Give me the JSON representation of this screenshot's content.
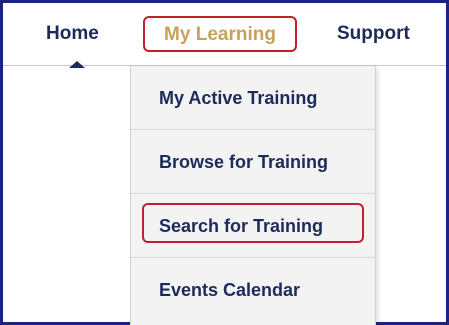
{
  "nav": {
    "items": [
      {
        "label": "Home"
      },
      {
        "label": "My Learning"
      },
      {
        "label": "Support"
      }
    ]
  },
  "dropdown": {
    "items": [
      {
        "label": "My Active Training"
      },
      {
        "label": "Browse for Training"
      },
      {
        "label": "Search for Training"
      },
      {
        "label": "Events Calendar"
      }
    ]
  },
  "colors": {
    "nav_text": "#1c2b5a",
    "active_nav_text": "#c9a15a",
    "highlight_border": "#c0202b",
    "frame_border": "#1a237e",
    "dropdown_bg": "#f3f3f3"
  }
}
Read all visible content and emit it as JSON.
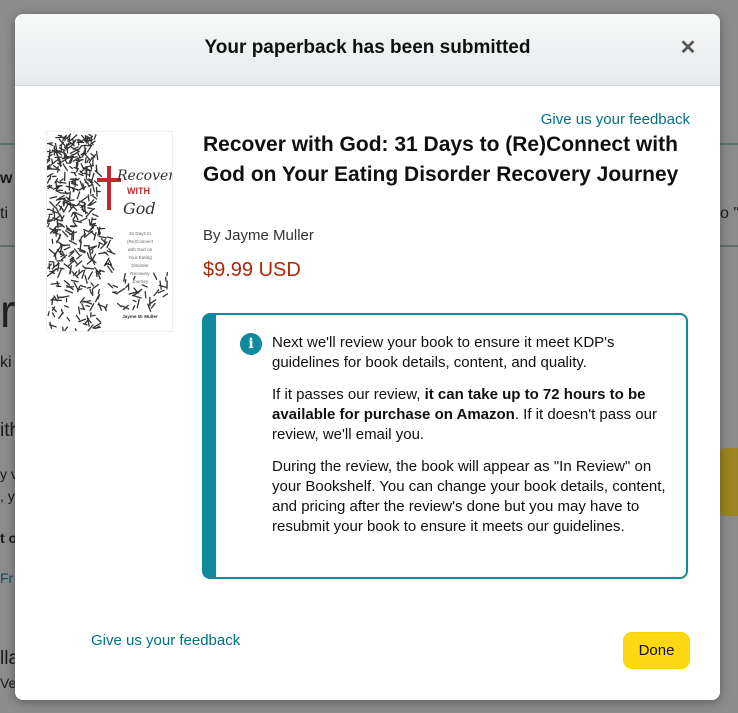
{
  "modal": {
    "title": "Your paperback has been submitted",
    "close_icon": "close-icon",
    "feedback_link_top": "Give us your feedback",
    "feedback_link_bottom": "Give us your feedback",
    "done_label": "Done"
  },
  "book": {
    "title": "Recover with God: 31 Days to (Re)Connect with God on Your Eating Disorder Recovery Journey",
    "author": "By Jayme Muller",
    "price": "$9.99 USD",
    "cover": {
      "title_line1": "Recover",
      "title_line2": "WITH",
      "title_line3": "God",
      "subtitle_lines": [
        "31 Days to",
        "(Re)Connect",
        "with God on",
        "Your Eating",
        "Disorder",
        "Recovery",
        "Journey"
      ],
      "author": "Jayme M. Muller"
    }
  },
  "info": {
    "icon": "info-icon",
    "p1": "Next we'll review your book to ensure it meet KDP's guidelines for book details, content, and quality.",
    "p2_before": "If it passes our review, ",
    "p2_bold": "it can take up to 72 hours to be available for purchase on Amazon",
    "p2_after": ". If it doesn't pass our review, we'll email you.",
    "p3": "During the review, the book will appear as \"In Review\" on your Bookshelf. You can change your book details, content, and pricing after the review's done but you may have to resubmit your book to ensure it meets our guidelines."
  },
  "background": {
    "fragments": [
      "w",
      "ti",
      "o \"a",
      "r",
      "ki",
      "ith",
      "y v",
      ", y",
      "t o",
      "Fr",
      "lla",
      "Ve"
    ]
  },
  "colors": {
    "link": "#007185",
    "price": "#b12704",
    "info_accent": "#0e8a9c",
    "button_yellow": "#ffd814"
  }
}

◆ To be done ◆
From the material above, copy everything exactly but the pictures.

◆ Result for this exercise ◆
Give me the JSON representation of this screenshot's content.
{
  "nav": {
    "items": [
      {
        "label": "Home"
      },
      {
        "label": "My Learning"
      },
      {
        "label": "Support"
      }
    ]
  },
  "dropdown": {
    "items": [
      {
        "label": "My Active Training"
      },
      {
        "label": "Browse for Training"
      },
      {
        "label": "Search for Training"
      },
      {
        "label": "Events Calendar"
      }
    ]
  },
  "colors": {
    "nav_text": "#1c2b5a",
    "active_nav_text": "#c9a15a",
    "highlight_border": "#c0202b",
    "frame_border": "#1a237e",
    "dropdown_bg": "#f3f3f3"
  }
}
Read all visible content and emit it as JSON.
{
  "modal": {
    "title": "Your paperback has been submitted",
    "close_icon": "close-icon",
    "feedback_link_top": "Give us your feedback",
    "feedback_link_bottom": "Give us your feedback",
    "done_label": "Done"
  },
  "book": {
    "title": "Recover with God: 31 Days to (Re)Connect with God on Your Eating Disorder Recovery Journey",
    "author": "By Jayme Muller",
    "price": "$9.99 USD",
    "cover": {
      "title_line1": "Recover",
      "title_line2": "WITH",
      "title_line3": "God",
      "subtitle_lines": [
        "31 Days to",
        "(Re)Connect",
        "with God on",
        "Your Eating",
        "Disorder",
        "Recovery",
        "Journey"
      ],
      "author": "Jayme M. Muller"
    }
  },
  "info": {
    "icon": "info-icon",
    "p1": "Next we'll review your book to ensure it meet KDP's guidelines for book details, content, and quality.",
    "p2_before": "If it passes our review, ",
    "p2_bold": "it can take up to 72 hours to be available for purchase on Amazon",
    "p2_after": ". If it doesn't pass our review, we'll email you.",
    "p3": "During the review, the book will appear as \"In Review\" on your Bookshelf. You can change your book details, content, and pricing after the review's done but you may have to resubmit your book to ensure it meets our guidelines."
  },
  "background": {
    "fragments": [
      "w",
      "ti",
      "o \"a",
      "r",
      "ki",
      "ith",
      "y v",
      ", y",
      "t o",
      "Fr",
      "lla",
      "Ve"
    ]
  },
  "colors": {
    "link": "#007185",
    "price": "#b12704",
    "info_accent": "#0e8a9c",
    "button_yellow": "#ffd814"
  }
}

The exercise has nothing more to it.